DATA SHOWN:

------

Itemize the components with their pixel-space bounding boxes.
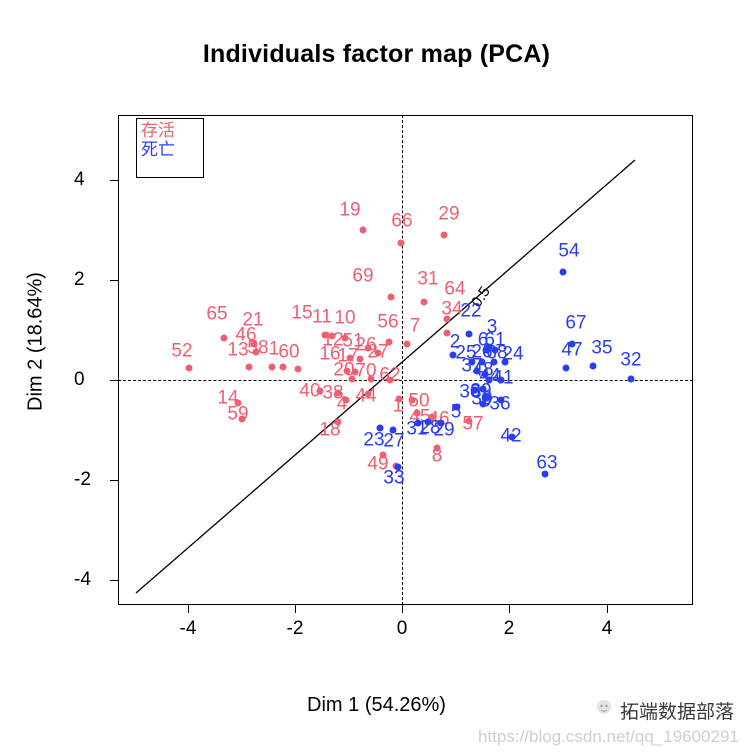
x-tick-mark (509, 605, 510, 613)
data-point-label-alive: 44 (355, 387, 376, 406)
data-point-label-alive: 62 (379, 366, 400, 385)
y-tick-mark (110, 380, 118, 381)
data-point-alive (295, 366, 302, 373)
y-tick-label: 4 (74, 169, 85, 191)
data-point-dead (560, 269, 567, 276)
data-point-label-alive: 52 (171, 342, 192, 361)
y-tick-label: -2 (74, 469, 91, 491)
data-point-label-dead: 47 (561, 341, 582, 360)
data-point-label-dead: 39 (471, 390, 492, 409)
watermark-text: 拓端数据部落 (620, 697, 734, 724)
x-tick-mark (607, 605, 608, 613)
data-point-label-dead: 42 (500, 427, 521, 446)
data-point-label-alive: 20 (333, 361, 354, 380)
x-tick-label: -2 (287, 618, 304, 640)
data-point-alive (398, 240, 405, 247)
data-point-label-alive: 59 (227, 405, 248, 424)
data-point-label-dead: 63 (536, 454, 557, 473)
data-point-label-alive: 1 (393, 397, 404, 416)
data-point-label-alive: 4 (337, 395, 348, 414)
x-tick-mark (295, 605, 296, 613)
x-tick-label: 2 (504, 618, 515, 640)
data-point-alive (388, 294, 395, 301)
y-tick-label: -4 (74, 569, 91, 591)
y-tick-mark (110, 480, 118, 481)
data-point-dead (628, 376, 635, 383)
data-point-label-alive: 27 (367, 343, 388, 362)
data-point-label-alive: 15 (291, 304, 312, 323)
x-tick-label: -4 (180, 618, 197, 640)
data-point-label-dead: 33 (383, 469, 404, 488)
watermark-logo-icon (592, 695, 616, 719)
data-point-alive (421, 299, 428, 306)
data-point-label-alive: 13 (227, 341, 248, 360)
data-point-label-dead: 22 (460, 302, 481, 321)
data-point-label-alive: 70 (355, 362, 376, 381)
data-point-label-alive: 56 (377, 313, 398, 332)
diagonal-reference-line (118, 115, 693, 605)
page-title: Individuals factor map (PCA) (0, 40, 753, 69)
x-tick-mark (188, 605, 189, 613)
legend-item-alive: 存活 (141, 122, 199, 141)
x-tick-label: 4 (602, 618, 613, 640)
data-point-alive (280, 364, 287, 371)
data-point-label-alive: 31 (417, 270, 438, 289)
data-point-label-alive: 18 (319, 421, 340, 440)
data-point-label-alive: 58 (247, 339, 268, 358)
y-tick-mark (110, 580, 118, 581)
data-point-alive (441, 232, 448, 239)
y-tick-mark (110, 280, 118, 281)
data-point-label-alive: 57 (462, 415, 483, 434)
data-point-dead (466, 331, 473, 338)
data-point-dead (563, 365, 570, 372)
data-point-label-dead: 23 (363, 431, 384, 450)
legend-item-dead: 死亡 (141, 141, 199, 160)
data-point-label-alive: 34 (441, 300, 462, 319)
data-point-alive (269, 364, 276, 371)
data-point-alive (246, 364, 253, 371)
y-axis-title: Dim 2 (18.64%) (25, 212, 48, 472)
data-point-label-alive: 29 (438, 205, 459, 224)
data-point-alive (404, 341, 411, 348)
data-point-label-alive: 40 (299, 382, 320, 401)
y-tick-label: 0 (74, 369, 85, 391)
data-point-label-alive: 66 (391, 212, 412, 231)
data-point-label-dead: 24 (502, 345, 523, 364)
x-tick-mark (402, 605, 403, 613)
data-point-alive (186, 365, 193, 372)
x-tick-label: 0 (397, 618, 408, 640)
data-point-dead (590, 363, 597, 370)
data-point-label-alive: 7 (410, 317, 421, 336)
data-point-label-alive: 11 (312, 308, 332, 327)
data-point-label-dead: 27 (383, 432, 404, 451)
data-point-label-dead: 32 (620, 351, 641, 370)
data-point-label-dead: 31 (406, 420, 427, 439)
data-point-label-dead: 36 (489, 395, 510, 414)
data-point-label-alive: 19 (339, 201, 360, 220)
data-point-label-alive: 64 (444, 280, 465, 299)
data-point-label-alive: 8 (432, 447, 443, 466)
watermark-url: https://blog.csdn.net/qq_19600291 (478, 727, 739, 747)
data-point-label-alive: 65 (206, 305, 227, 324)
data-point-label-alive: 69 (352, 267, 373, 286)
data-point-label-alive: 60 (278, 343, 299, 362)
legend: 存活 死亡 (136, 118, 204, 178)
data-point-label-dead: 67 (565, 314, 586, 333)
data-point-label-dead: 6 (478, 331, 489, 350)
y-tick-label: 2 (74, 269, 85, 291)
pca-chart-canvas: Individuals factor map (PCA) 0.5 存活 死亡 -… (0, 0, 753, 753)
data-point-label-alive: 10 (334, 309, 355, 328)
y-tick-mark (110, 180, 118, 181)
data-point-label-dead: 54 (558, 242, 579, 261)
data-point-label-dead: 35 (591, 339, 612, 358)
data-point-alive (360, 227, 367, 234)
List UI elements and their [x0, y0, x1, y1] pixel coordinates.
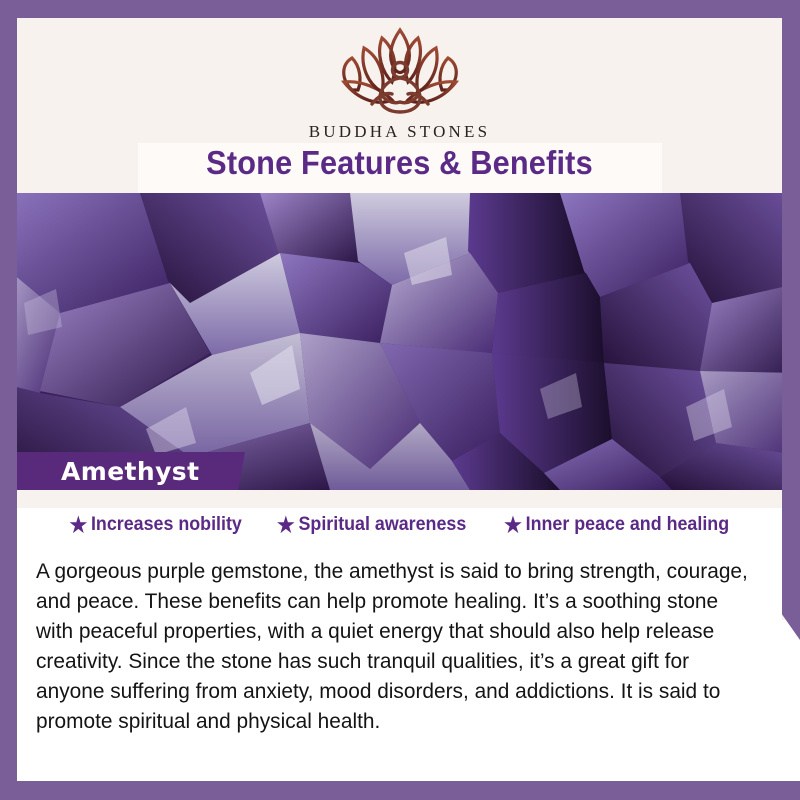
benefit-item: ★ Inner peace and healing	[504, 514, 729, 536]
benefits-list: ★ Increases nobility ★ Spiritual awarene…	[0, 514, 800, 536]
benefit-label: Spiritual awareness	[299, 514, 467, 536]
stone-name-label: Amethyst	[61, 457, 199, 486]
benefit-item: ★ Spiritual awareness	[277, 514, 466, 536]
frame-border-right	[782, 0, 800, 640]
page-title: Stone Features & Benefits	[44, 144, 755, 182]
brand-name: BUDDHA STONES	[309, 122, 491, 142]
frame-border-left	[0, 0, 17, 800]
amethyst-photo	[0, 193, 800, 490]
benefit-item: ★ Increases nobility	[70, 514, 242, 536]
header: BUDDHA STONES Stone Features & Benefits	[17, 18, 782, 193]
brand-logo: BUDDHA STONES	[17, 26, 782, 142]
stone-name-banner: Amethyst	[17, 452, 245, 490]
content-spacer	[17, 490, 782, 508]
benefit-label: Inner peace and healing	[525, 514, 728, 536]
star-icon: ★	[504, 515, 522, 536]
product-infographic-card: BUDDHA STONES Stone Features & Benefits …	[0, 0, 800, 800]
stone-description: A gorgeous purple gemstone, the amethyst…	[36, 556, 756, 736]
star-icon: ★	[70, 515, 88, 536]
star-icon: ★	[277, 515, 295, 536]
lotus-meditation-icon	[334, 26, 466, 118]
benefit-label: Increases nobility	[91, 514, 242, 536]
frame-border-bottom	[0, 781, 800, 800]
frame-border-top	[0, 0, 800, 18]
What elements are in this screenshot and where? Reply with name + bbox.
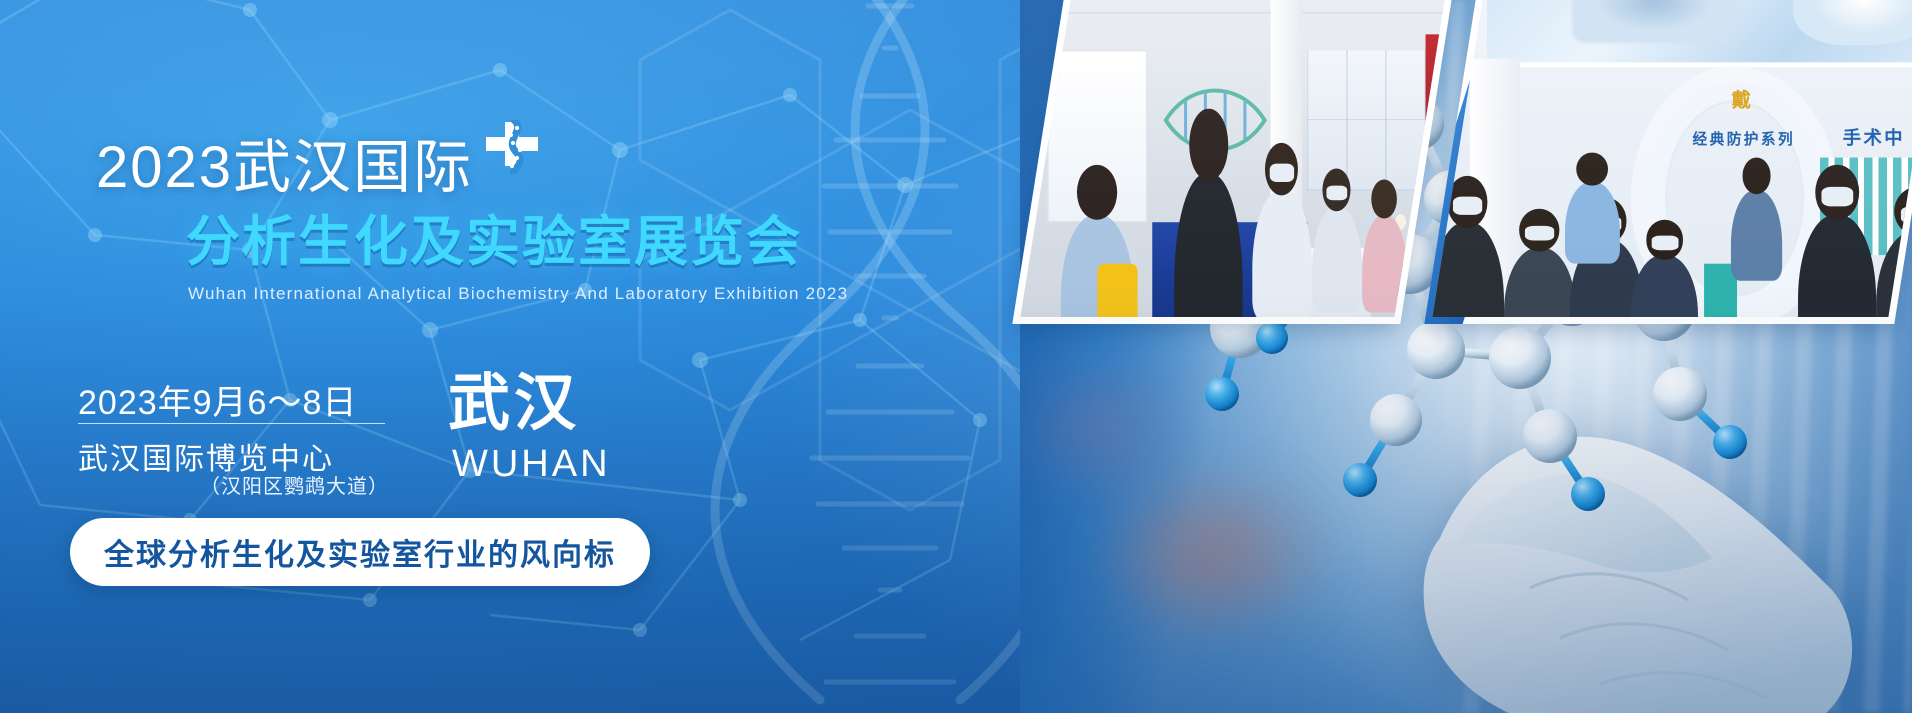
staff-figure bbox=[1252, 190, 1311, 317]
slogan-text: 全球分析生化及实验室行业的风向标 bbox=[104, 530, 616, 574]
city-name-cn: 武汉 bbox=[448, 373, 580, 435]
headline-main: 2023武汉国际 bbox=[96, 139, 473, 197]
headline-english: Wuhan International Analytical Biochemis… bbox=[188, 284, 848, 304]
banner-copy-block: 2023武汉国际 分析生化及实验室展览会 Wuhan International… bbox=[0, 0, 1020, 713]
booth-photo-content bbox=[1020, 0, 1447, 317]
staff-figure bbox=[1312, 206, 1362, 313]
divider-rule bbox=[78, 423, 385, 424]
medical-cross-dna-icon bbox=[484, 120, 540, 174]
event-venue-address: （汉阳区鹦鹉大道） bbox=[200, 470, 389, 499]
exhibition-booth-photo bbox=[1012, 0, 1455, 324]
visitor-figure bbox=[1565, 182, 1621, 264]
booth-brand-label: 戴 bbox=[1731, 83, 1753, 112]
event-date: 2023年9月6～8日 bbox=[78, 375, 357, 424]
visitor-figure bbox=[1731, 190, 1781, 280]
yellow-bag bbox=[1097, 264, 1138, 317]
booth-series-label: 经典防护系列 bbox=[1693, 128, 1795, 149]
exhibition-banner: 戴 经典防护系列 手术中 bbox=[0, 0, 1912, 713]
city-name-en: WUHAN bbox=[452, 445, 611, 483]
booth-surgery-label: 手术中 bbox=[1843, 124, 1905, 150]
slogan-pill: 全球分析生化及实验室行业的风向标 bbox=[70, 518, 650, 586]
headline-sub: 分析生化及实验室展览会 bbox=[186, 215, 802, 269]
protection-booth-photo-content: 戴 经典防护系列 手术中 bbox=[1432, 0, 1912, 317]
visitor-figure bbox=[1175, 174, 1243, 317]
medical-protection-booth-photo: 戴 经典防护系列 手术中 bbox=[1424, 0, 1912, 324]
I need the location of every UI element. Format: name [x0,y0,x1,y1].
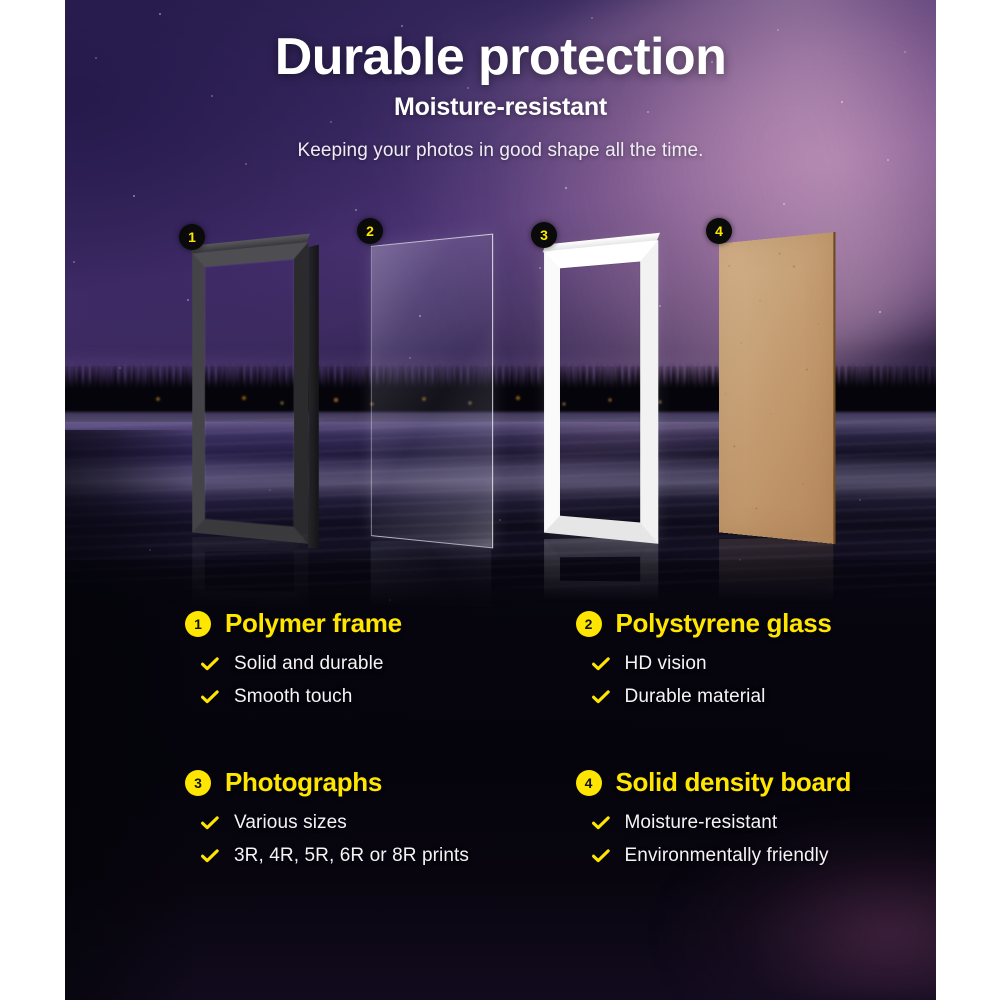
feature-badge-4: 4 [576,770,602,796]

------

EXERCISE INSTRUCTIONS:
In the listing, rewrite the lines from the line with "benefit-item: ★ Inner" to the line with "product-infographic-card: BUDDHA STONES", changing "Spiritual awareness" to "Mental clarity" and leaving everything else as it is.

WRITTEN ANSWER:
benefit-item: ★ Inner peace and healing	[504, 514, 729, 536]
benefits-list: ★ Increases nobility ★ Spiritual awarene…	[0, 514, 800, 536]
benefit-label: Mental clarity	[299, 514, 467, 536]
stone-name-label: Amethyst	[61, 457, 199, 486]
benefit-item: ★ Mental clarity	[277, 514, 466, 536]
frame-border-right	[782, 0, 800, 640]
page-title: Stone Features & Benefits	[44, 144, 755, 182]
brand-name: BUDDHA STONES	[309, 122, 491, 142]
frame-border-left	[0, 0, 17, 800]
amethyst-photo	[0, 193, 800, 490]
benefit-item: ★ Increases nobility	[70, 514, 242, 536]
header: BUDDHA STONES Stone Features & Benefits	[17, 18, 782, 193]
brand-logo: BUDDHA STONES	[17, 26, 782, 142]
stone-name-banner: Amethyst	[17, 452, 245, 490]
content-spacer	[17, 490, 782, 508]
benefit-label: Inner peace and healing	[525, 514, 728, 536]
star-icon: ★	[504, 515, 522, 536]
product-infographic-card: BUDDHA STONES Stone Features & Benefits …	[0, 0, 800, 800]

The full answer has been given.